**Data to use:**
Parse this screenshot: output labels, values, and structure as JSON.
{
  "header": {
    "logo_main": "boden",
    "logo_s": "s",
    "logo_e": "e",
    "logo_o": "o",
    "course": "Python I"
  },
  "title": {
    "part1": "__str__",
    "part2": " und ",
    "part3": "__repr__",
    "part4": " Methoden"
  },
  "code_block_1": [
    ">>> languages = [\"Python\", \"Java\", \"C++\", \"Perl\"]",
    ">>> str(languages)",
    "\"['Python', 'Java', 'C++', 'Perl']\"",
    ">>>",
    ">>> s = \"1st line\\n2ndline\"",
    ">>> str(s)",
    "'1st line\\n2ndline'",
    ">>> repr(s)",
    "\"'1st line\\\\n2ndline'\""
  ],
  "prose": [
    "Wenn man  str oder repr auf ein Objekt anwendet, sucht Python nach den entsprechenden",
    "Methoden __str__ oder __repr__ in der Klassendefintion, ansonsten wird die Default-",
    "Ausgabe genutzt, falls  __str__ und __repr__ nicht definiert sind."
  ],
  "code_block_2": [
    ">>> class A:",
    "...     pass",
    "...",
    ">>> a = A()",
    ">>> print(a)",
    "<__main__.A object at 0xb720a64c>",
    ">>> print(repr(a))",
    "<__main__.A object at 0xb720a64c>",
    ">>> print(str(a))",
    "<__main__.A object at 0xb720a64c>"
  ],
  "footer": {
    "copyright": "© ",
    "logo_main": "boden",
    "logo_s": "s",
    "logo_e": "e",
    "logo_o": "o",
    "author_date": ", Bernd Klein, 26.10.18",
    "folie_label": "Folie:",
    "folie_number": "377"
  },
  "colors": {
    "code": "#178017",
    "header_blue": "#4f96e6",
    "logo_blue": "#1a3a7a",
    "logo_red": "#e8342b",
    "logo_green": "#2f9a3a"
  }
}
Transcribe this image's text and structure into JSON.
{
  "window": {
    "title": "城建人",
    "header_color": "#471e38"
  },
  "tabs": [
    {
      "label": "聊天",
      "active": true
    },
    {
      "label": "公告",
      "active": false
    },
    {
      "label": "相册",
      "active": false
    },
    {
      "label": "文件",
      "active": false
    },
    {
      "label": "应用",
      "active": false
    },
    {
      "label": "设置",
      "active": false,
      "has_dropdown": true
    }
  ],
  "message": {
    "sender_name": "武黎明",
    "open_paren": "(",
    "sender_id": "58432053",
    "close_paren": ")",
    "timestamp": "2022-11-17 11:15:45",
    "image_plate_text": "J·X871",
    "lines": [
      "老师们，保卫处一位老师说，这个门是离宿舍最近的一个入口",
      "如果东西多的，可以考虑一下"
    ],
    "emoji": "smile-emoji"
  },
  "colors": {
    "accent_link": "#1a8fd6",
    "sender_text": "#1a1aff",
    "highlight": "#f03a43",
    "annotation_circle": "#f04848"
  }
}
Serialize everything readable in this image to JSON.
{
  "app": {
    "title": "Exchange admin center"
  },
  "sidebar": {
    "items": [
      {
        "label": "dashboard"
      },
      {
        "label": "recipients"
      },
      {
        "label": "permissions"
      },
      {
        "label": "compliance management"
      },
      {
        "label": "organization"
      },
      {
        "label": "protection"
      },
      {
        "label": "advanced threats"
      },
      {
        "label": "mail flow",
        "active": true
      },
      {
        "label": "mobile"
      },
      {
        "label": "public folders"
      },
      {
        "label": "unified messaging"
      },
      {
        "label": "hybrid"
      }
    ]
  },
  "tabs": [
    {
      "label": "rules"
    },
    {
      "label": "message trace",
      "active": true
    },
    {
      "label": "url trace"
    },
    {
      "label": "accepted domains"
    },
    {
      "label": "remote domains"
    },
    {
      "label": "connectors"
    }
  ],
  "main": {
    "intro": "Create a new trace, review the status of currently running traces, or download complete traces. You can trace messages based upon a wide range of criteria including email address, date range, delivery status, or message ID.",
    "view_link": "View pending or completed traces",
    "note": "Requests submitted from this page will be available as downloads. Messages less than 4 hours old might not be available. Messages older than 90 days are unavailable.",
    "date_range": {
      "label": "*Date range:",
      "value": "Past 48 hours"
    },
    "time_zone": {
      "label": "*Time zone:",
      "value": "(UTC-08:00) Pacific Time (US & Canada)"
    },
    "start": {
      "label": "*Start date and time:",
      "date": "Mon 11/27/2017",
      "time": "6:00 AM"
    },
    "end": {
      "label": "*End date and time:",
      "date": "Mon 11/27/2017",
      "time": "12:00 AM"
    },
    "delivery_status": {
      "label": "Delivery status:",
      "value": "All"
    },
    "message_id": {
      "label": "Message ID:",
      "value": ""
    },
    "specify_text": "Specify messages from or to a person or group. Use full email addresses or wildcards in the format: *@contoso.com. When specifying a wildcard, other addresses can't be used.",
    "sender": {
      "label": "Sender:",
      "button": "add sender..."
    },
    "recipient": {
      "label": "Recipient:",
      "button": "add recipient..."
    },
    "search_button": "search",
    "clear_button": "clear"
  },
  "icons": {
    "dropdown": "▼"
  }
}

**Stated exercise:** Give back each line above precisely as it stands.

**Solution for this problem:**
Parse this screenshot: output labels, values, and structure as JSON.
{
  "header": {
    "logo_main": "boden",
    "logo_s": "s",
    "logo_e": "e",
    "logo_o": "o",
    "course": "Python I"
  },
  "title": {
    "part1": "__str__",
    "part2": " und ",
    "part3": "__repr__",
    "part4": " Methoden"
  },
  "code_block_1": [
    ">>> languages = [\"Python\", \"Java\", \"C++\", \"Perl\"]",
    ">>> str(languages)",
    "\"['Python', 'Java', 'C++', 'Perl']\"",
    ">>>",
    ">>> s = \"1st line\\n2ndline\"",
    ">>> str(s)",
    "'1st line\\n2ndline'",
    ">>> repr(s)",
    "\"'1st line\\\\n2ndline'\""
  ],
  "prose": [
    "Wenn man  str oder repr auf ein Objekt anwendet, sucht Python nach den entsprechenden",
    "Methoden __str__ oder __repr__ in der Klassendefintion, ansonsten wird die Default-",
    "Ausgabe genutzt, falls  __str__ und __repr__ nicht definiert sind."
  ],
  "code_block_2": [
    ">>> class A:",
    "...     pass",
    "...",
    ">>> a = A()",
    ">>> print(a)",
    "<__main__.A object at 0xb720a64c>",
    ">>> print(repr(a))",
    "<__main__.A object at 0xb720a64c>",
    ">>> print(str(a))",
    "<__main__.A object at 0xb720a64c>"
  ],
  "footer": {
    "copyright": "© ",
    "logo_main": "boden",
    "logo_s": "s",
    "logo_e": "e",
    "logo_o": "o",
    "author_date": ", Bernd Klein, 26.10.18",
    "folie_label": "Folie:",
    "folie_number": "377"
  },
  "colors": {
    "code": "#178017",
    "header_blue": "#4f96e6",
    "logo_blue": "#1a3a7a",
    "logo_red": "#e8342b",
    "logo_green": "#2f9a3a"
  }
}
Transcribe this image's text and structure into JSON.
{
  "window": {
    "title": "城建人",
    "header_color": "#471e38"
  },
  "tabs": [
    {
      "label": "聊天",
      "active": true
    },
    {
      "label": "公告",
      "active": false
    },
    {
      "label": "相册",
      "active": false
    },
    {
      "label": "文件",
      "active": false
    },
    {
      "label": "应用",
      "active": false
    },
    {
      "label": "设置",
      "active": false,
      "has_dropdown": true
    }
  ],
  "message": {
    "sender_name": "武黎明",
    "open_paren": "(",
    "sender_id": "58432053",
    "close_paren": ")",
    "timestamp": "2022-11-17 11:15:45",
    "image_plate_text": "J·X871",
    "lines": [
      "老师们，保卫处一位老师说，这个门是离宿舍最近的一个入口",
      "如果东西多的，可以考虑一下"
    ],
    "emoji": "smile-emoji"
  },
  "colors": {
    "accent_link": "#1a8fd6",
    "sender_text": "#1a1aff",
    "highlight": "#f03a43",
    "annotation_circle": "#f04848"
  }
}
Serialize everything readable in this image to JSON.
{
  "app": {
    "title": "Exchange admin center"
  },
  "sidebar": {
    "items": [
      {
        "label": "dashboard"
      },
      {
        "label": "recipients"
      },
      {
        "label": "permissions"
      },
      {
        "label": "compliance management"
      },
      {
        "label": "organization"
      },
      {
        "label": "protection"
      },
      {
        "label": "advanced threats"
      },
      {
        "label": "mail flow",
        "active": true
      },
      {
        "label": "mobile"
      },
      {
        "label": "public folders"
      },
      {
        "label": "unified messaging"
      },
      {
        "label": "hybrid"
      }
    ]
  },
  "tabs": [
    {
      "label": "rules"
    },
    {
      "label": "message trace",
      "active": true
    },
    {
      "label": "url trace"
    },
    {
      "label": "accepted domains"
    },
    {
      "label": "remote domains"
    },
    {
      "label": "connectors"
    }
  ],
  "main": {
    "intro": "Create a new trace, review the status of currently running traces, or download complete traces. You can trace messages based upon a wide range of criteria including email address, date range, delivery status, or message ID.",
    "view_link": "View pending or completed traces",
    "note": "Requests submitted from this page will be available as downloads. Messages less than 4 hours old might not be available. Messages older than 90 days are unavailable.",
    "date_range": {
      "label": "*Date range:",
      "value": "Past 48 hours"
    },
    "time_zone": {
      "label": "*Time zone:",
      "value": "(UTC-08:00) Pacific Time (US & Canada)"
    },
    "start": {
      "label": "*Start date and time:",
      "date": "Mon 11/27/2017",
      "time": "6:00 AM"
    },
    "end": {
      "label": "*End date and time:",
      "date": "Mon 11/27/2017",
      "time": "12:00 AM"
    },
    "delivery_status": {
      "label": "Delivery status:",
      "value": "All"
    },
    "message_id": {
      "label": "Message ID:",
      "value": ""
    },
    "specify_text": "Specify messages from or to a person or group. Use full email addresses or wildcards in the format: *@contoso.com. When specifying a wildcard, other addresses can't be used.",
    "sender": {
      "label": "Sender:",
      "button": "add sender..."
    },
    "recipient": {
      "label": "Recipient:",
      "button": "add recipient..."
    },
    "search_button": "search",
    "clear_button": "clear"
  },
  "icons": {
    "dropdown": "▼"
  }
}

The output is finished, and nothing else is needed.